_Dataset items_.
-------------------------

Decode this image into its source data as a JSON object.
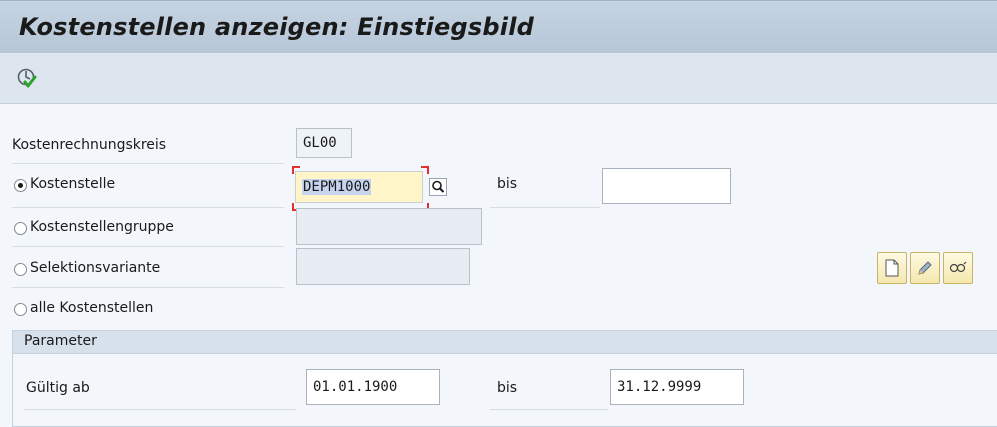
{
  "window": {
    "title": "Kostenstellen anzeigen: Einstiegsbild"
  },
  "toolbar": {
    "execute_icon": "execute-icon"
  },
  "form": {
    "controlling_area": {
      "label": "Kostenrechnungskreis",
      "value": "GL00"
    },
    "cost_center": {
      "label": "Kostenstelle",
      "value": "DEPM1000",
      "to_label": "bis",
      "to_value": "",
      "selected": true
    },
    "cost_center_group": {
      "label": "Kostenstellengruppe",
      "value": ""
    },
    "selection_variant": {
      "label": "Selektionsvariante",
      "value": ""
    },
    "all_cost_centers": {
      "label": "alle Kostenstellen"
    }
  },
  "variant_buttons": [
    "create-icon",
    "edit-icon",
    "display-icon"
  ],
  "parameter": {
    "header": "Parameter",
    "valid_from": {
      "label": "Gültig ab",
      "value": "01.01.1900",
      "to_label": "bis",
      "to_value": "31.12.9999"
    }
  },
  "colors": {
    "title_bar": "#b7c7d8",
    "active_field": "#fff5c8",
    "background": "#f3f6fa"
  }
}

-------------------------

_TASK_.
Copy the records word for word, leaving no picture in the copy.

_FULL ANSWER_.
Decode this image into its source data as a JSON object.
{
  "window": {
    "title": "Kostenstellen anzeigen: Einstiegsbild"
  },
  "toolbar": {
    "execute_icon": "execute-icon"
  },
  "form": {
    "controlling_area": {
      "label": "Kostenrechnungskreis",
      "value": "GL00"
    },
    "cost_center": {
      "label": "Kostenstelle",
      "value": "DEPM1000",
      "to_label": "bis",
      "to_value": "",
      "selected": true
    },
    "cost_center_group": {
      "label": "Kostenstellengruppe",
      "value": ""
    },
    "selection_variant": {
      "label": "Selektionsvariante",
      "value": ""
    },
    "all_cost_centers": {
      "label": "alle Kostenstellen"
    }
  },
  "variant_buttons": [
    "create-icon",
    "edit-icon",
    "display-icon"
  ],
  "parameter": {
    "header": "Parameter",
    "valid_from": {
      "label": "Gültig ab",
      "value": "01.01.1900",
      "to_label": "bis",
      "to_value": "31.12.9999"
    }
  },
  "colors": {
    "title_bar": "#b7c7d8",
    "active_field": "#fff5c8",
    "background": "#f3f6fa"
  }
}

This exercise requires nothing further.